» **Exercise goal**: Transcribe the material in full, exactly as written.

» **Items**:
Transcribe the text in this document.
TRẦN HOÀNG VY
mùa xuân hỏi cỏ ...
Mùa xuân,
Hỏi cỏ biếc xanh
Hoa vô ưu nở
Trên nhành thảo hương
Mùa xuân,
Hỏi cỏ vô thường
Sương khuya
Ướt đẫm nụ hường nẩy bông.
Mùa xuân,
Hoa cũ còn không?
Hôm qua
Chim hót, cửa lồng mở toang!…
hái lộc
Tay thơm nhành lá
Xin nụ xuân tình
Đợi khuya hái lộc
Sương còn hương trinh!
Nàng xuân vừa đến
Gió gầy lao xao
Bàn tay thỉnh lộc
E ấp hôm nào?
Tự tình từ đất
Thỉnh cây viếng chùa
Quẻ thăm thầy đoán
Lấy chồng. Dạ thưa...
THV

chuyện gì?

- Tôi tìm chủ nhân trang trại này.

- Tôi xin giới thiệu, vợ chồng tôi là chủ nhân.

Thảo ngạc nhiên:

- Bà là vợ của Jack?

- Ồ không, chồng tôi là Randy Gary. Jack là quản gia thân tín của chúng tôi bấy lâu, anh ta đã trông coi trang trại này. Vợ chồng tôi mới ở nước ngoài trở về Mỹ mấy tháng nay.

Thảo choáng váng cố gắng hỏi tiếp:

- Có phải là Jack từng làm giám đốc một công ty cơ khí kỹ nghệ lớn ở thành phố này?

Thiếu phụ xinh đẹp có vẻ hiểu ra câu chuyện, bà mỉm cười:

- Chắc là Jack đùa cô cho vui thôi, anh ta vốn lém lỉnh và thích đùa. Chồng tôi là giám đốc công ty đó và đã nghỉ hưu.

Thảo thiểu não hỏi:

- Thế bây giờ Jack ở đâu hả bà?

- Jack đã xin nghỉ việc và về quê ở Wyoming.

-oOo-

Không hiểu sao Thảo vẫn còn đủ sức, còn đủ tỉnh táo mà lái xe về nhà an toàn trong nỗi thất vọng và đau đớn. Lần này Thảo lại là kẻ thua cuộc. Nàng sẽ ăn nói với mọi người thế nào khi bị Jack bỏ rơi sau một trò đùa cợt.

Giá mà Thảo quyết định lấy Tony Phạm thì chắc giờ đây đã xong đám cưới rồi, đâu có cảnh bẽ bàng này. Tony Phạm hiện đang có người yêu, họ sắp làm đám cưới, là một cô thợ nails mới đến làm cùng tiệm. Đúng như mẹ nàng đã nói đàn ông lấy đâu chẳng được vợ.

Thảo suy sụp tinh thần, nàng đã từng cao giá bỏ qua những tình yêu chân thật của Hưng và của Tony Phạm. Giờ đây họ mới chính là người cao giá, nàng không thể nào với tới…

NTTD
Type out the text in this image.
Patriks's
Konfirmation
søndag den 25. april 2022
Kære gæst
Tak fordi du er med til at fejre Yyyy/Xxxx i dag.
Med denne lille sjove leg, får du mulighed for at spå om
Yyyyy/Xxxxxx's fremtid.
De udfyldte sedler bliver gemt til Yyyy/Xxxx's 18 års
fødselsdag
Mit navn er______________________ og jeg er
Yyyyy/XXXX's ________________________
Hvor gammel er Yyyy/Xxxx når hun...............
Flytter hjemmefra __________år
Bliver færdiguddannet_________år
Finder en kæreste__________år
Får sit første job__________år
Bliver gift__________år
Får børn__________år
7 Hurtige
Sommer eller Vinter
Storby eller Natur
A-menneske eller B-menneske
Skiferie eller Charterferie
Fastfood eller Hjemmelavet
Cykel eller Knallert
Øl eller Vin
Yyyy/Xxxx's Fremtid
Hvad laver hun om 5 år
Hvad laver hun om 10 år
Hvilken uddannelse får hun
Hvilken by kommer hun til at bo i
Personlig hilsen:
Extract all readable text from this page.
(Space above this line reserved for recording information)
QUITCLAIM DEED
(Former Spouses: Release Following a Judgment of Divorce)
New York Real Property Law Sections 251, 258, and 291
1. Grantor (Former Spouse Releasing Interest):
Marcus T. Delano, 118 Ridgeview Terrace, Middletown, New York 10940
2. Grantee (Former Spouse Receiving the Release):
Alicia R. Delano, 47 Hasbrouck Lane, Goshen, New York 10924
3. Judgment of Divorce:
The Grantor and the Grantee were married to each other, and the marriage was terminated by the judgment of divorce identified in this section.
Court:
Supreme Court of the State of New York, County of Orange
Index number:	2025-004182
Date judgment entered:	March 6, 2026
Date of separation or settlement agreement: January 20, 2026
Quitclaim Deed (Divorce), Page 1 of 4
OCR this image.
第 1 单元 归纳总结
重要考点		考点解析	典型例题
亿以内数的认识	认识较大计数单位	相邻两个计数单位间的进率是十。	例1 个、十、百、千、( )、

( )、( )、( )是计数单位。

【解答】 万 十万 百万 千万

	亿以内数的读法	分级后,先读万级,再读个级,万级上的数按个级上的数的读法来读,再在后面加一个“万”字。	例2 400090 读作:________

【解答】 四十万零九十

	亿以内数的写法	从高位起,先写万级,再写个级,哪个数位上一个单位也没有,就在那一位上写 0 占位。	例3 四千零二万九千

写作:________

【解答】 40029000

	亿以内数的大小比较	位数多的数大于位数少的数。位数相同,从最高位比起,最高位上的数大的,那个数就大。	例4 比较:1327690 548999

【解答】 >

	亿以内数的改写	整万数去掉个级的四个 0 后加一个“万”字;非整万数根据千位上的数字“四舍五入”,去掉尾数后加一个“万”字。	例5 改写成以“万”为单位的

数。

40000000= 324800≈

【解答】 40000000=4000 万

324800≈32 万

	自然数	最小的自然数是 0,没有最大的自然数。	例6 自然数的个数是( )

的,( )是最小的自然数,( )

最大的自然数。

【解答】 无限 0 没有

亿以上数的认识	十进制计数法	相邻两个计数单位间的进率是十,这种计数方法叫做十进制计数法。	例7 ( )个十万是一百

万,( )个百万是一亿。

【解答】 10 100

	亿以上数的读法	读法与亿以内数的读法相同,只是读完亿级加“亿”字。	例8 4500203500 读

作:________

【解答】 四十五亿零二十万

» **The reply**:
Transcribe the text in this document.
TRẦN HOÀNG VY
mùa xuân hỏi cỏ ...
Mùa xuân,
Hỏi cỏ biếc xanh
Hoa vô ưu nở
Trên nhành thảo hương
Mùa xuân,
Hỏi cỏ vô thường
Sương khuya
Ướt đẫm nụ hường nẩy bông.
Mùa xuân,
Hoa cũ còn không?
Hôm qua
Chim hót, cửa lồng mở toang!…
hái lộc
Tay thơm nhành lá
Xin nụ xuân tình
Đợi khuya hái lộc
Sương còn hương trinh!
Nàng xuân vừa đến
Gió gầy lao xao
Bàn tay thỉnh lộc
E ấp hôm nào?
Tự tình từ đất
Thỉnh cây viếng chùa
Quẻ thăm thầy đoán
Lấy chồng. Dạ thưa...
THV

chuyện gì?

- Tôi tìm chủ nhân trang trại này.

- Tôi xin giới thiệu, vợ chồng tôi là chủ nhân.

Thảo ngạc nhiên:

- Bà là vợ của Jack?

- Ồ không, chồng tôi là Randy Gary. Jack là quản gia thân tín của chúng tôi bấy lâu, anh ta đã trông coi trang trại này. Vợ chồng tôi mới ở nước ngoài trở về Mỹ mấy tháng nay.

Thảo choáng váng cố gắng hỏi tiếp:

- Có phải là Jack từng làm giám đốc một công ty cơ khí kỹ nghệ lớn ở thành phố này?

Thiếu phụ xinh đẹp có vẻ hiểu ra câu chuyện, bà mỉm cười:

- Chắc là Jack đùa cô cho vui thôi, anh ta vốn lém lỉnh và thích đùa. Chồng tôi là giám đốc công ty đó và đã nghỉ hưu.

Thảo thiểu não hỏi:

- Thế bây giờ Jack ở đâu hả bà?

- Jack đã xin nghỉ việc và về quê ở Wyoming.

-oOo-

Không hiểu sao Thảo vẫn còn đủ sức, còn đủ tỉnh táo mà lái xe về nhà an toàn trong nỗi thất vọng và đau đớn. Lần này Thảo lại là kẻ thua cuộc. Nàng sẽ ăn nói với mọi người thế nào khi bị Jack bỏ rơi sau một trò đùa cợt.

Giá mà Thảo quyết định lấy Tony Phạm thì chắc giờ đây đã xong đám cưới rồi, đâu có cảnh bẽ bàng này. Tony Phạm hiện đang có người yêu, họ sắp làm đám cưới, là một cô thợ nails mới đến làm cùng tiệm. Đúng như mẹ nàng đã nói đàn ông lấy đâu chẳng được vợ.

Thảo suy sụp tinh thần, nàng đã từng cao giá bỏ qua những tình yêu chân thật của Hưng và của Tony Phạm. Giờ đây họ mới chính là người cao giá, nàng không thể nào với tới…

NTTD
Type out the text in this image.
Patriks's
Konfirmation
søndag den 25. april 2022
Kære gæst
Tak fordi du er med til at fejre Yyyy/Xxxx i dag.
Med denne lille sjove leg, får du mulighed for at spå om
Yyyyy/Xxxxxx's fremtid.
De udfyldte sedler bliver gemt til Yyyy/Xxxx's 18 års
fødselsdag
Mit navn er______________________ og jeg er
Yyyyy/XXXX's ________________________
Hvor gammel er Yyyy/Xxxx når hun...............
Flytter hjemmefra __________år
Bliver færdiguddannet_________år
Finder en kæreste__________år
Får sit første job__________år
Bliver gift__________år
Får børn__________år
7 Hurtige
Sommer eller Vinter
Storby eller Natur
A-menneske eller B-menneske
Skiferie eller Charterferie
Fastfood eller Hjemmelavet
Cykel eller Knallert
Øl eller Vin
Yyyy/Xxxx's Fremtid
Hvad laver hun om 5 år
Hvad laver hun om 10 år
Hvilken uddannelse får hun
Hvilken by kommer hun til at bo i
Personlig hilsen:
Extract all readable text from this page.
(Space above this line reserved for recording information)
QUITCLAIM DEED
(Former Spouses: Release Following a Judgment of Divorce)
New York Real Property Law Sections 251, 258, and 291
1. Grantor (Former Spouse Releasing Interest):
Marcus T. Delano, 118 Ridgeview Terrace, Middletown, New York 10940
2. Grantee (Former Spouse Receiving the Release):
Alicia R. Delano, 47 Hasbrouck Lane, Goshen, New York 10924
3. Judgment of Divorce:
The Grantor and the Grantee were married to each other, and the marriage was terminated by the judgment of divorce identified in this section.
Court:
Supreme Court of the State of New York, County of Orange
Index number:	2025-004182
Date judgment entered:	March 6, 2026
Date of separation or settlement agreement: January 20, 2026
Quitclaim Deed (Divorce), Page 1 of 4
OCR this image.
第 1 单元 归纳总结
重要考点		考点解析	典型例题
亿以内数的认识	认识较大计数单位	相邻两个计数单位间的进率是十。	例1 个、十、百、千、( )、

( )、( )、( )是计数单位。

【解答】 万 十万 百万 千万

	亿以内数的读法	分级后,先读万级,再读个级,万级上的数按个级上的数的读法来读,再在后面加一个“万”字。	例2 400090 读作:________

【解答】 四十万零九十

	亿以内数的写法	从高位起,先写万级,再写个级,哪个数位上一个单位也没有,就在那一位上写 0 占位。	例3 四千零二万九千

写作:________

【解答】 40029000

	亿以内数的大小比较	位数多的数大于位数少的数。位数相同,从最高位比起,最高位上的数大的,那个数就大。	例4 比较:1327690 548999

【解答】 >

	亿以内数的改写	整万数去掉个级的四个 0 后加一个“万”字;非整万数根据千位上的数字“四舍五入”,去掉尾数后加一个“万”字。	例5 改写成以“万”为单位的

数。

40000000= 324800≈

【解答】 40000000=4000 万

324800≈32 万

	自然数	最小的自然数是 0,没有最大的自然数。	例6 自然数的个数是( )

的,( )是最小的自然数,( )

最大的自然数。

【解答】 无限 0 没有

亿以上数的认识	十进制计数法	相邻两个计数单位间的进率是十,这种计数方法叫做十进制计数法。	例7 ( )个十万是一百

万,( )个百万是一亿。

【解答】 10 100

	亿以上数的读法	读法与亿以内数的读法相同,只是读完亿级加“亿”字。	例8 4500203500 读

作:________

【解答】 四十五亿零二十万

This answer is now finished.